- WORK TO BE COMPLETED -
Tally every line featuring "Common", then give that tally alone.

Figure record listings:

────────────────

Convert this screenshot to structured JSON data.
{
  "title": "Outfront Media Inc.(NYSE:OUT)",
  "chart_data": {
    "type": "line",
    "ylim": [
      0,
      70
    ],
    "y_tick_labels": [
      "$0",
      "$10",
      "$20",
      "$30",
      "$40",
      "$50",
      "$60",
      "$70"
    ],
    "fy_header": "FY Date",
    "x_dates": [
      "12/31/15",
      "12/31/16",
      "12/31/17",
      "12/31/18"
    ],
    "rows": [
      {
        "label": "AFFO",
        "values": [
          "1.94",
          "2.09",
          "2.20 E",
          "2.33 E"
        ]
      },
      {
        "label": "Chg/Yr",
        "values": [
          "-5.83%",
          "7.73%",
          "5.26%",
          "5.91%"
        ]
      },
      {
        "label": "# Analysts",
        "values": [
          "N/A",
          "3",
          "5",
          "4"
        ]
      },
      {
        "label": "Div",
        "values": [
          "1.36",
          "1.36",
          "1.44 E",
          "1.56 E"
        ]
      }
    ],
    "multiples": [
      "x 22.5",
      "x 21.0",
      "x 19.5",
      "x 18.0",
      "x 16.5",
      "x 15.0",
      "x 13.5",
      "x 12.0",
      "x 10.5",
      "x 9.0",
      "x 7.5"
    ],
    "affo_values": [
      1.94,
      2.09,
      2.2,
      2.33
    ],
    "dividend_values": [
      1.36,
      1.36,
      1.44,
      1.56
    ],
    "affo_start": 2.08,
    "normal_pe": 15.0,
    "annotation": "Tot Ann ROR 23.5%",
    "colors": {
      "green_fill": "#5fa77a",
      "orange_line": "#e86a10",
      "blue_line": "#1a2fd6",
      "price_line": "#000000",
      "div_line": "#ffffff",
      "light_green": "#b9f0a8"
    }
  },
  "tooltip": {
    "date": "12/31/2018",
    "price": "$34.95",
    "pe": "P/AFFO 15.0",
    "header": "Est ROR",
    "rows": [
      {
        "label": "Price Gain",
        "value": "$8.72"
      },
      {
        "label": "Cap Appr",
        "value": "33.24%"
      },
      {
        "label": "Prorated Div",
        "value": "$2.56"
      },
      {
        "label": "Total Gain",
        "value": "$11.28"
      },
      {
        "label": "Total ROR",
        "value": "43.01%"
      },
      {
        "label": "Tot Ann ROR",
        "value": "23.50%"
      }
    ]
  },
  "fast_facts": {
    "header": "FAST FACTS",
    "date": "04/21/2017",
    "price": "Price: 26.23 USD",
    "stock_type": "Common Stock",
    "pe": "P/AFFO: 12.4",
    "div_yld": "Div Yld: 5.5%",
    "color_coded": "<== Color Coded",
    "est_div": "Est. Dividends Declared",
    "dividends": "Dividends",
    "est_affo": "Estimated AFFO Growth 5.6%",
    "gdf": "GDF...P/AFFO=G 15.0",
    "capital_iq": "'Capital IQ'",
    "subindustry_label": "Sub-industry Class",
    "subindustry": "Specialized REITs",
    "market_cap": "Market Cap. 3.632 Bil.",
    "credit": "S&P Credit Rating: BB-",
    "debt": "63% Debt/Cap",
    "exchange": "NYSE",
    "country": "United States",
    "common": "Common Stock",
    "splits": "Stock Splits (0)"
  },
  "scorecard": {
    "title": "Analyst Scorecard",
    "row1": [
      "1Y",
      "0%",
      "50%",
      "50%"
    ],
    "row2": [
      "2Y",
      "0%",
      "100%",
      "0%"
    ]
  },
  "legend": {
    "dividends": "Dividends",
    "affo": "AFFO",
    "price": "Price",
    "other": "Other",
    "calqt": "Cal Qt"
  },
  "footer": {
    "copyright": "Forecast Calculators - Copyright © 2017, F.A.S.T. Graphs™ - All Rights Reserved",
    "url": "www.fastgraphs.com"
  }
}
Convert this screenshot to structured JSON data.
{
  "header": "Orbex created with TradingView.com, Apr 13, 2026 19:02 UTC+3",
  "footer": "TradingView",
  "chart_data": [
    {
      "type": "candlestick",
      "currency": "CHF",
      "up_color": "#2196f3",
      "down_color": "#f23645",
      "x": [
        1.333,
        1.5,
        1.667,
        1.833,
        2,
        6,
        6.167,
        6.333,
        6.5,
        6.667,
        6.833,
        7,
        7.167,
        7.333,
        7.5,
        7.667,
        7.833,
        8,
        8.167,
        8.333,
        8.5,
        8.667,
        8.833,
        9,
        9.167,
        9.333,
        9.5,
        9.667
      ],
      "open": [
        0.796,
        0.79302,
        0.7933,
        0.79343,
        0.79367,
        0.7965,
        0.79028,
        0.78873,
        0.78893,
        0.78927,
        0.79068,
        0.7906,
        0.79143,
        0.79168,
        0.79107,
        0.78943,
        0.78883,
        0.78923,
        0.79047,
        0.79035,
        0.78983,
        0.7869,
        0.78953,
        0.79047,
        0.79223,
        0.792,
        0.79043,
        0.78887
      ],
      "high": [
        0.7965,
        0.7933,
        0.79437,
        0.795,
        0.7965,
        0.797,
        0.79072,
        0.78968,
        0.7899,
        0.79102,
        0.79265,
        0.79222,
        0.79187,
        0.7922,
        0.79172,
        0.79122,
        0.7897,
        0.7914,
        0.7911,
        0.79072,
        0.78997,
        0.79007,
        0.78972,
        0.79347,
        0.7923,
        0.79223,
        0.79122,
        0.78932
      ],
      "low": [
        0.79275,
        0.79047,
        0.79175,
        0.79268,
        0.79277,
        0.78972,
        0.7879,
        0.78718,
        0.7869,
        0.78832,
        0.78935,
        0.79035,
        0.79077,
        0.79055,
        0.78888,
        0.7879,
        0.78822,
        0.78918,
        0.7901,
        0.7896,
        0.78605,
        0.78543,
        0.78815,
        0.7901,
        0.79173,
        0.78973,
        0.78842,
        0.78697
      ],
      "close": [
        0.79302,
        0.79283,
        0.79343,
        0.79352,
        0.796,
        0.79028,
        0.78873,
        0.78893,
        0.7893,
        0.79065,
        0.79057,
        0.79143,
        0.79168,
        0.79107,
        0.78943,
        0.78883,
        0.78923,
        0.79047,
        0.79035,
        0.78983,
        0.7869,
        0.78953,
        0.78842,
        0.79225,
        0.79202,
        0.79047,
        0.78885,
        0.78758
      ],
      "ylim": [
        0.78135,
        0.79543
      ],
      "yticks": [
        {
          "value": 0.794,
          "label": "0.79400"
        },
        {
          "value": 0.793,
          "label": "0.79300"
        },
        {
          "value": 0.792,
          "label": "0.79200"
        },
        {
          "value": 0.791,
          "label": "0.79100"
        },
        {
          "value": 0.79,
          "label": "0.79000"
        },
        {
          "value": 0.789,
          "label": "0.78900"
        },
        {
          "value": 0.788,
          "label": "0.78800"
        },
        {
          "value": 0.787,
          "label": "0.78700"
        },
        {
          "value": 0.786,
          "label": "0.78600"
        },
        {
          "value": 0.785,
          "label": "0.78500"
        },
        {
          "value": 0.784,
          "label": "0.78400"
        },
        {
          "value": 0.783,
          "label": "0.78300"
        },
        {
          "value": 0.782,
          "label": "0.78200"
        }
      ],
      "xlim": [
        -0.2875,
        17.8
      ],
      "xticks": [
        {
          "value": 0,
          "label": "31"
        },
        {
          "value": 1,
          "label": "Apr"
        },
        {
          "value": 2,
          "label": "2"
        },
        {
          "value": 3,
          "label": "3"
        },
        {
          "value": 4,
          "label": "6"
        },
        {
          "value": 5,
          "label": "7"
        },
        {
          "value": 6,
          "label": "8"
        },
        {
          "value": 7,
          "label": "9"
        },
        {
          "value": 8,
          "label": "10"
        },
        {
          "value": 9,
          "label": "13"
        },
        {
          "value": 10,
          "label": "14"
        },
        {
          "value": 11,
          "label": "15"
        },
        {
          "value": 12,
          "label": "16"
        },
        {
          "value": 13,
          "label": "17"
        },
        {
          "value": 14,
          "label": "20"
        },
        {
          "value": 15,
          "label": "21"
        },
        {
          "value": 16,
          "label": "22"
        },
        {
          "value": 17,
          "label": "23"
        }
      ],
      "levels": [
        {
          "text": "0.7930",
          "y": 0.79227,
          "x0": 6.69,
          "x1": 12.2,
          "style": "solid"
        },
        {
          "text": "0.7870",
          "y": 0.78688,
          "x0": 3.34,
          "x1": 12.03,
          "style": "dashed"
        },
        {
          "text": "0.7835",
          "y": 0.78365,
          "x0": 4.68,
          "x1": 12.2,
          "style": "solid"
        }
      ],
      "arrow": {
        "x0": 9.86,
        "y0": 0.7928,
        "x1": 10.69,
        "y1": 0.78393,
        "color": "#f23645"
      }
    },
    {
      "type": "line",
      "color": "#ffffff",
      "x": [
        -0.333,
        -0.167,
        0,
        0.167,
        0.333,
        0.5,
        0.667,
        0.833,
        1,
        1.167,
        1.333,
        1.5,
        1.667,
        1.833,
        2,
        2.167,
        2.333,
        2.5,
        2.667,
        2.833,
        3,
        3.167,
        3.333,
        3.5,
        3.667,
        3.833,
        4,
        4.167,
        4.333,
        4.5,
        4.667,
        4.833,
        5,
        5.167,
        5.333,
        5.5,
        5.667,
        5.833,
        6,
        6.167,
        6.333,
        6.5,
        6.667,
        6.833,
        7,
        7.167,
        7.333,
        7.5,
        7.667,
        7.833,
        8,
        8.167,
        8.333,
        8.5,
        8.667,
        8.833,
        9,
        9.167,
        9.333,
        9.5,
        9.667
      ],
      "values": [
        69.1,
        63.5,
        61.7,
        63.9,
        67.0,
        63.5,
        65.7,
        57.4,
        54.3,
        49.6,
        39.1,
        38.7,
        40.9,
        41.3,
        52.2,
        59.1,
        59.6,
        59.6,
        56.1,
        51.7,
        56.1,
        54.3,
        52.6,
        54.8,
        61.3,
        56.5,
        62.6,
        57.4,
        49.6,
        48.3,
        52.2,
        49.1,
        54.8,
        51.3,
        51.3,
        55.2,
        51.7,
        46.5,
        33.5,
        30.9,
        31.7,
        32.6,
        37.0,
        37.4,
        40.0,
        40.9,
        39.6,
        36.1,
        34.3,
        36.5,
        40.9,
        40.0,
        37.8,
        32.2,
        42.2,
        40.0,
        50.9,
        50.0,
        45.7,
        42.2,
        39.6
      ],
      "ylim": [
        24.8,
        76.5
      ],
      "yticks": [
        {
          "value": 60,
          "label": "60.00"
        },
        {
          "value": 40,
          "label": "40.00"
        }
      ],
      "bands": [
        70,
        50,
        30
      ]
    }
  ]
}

────────────────

- RESULT OF THIS EXERCISE -
2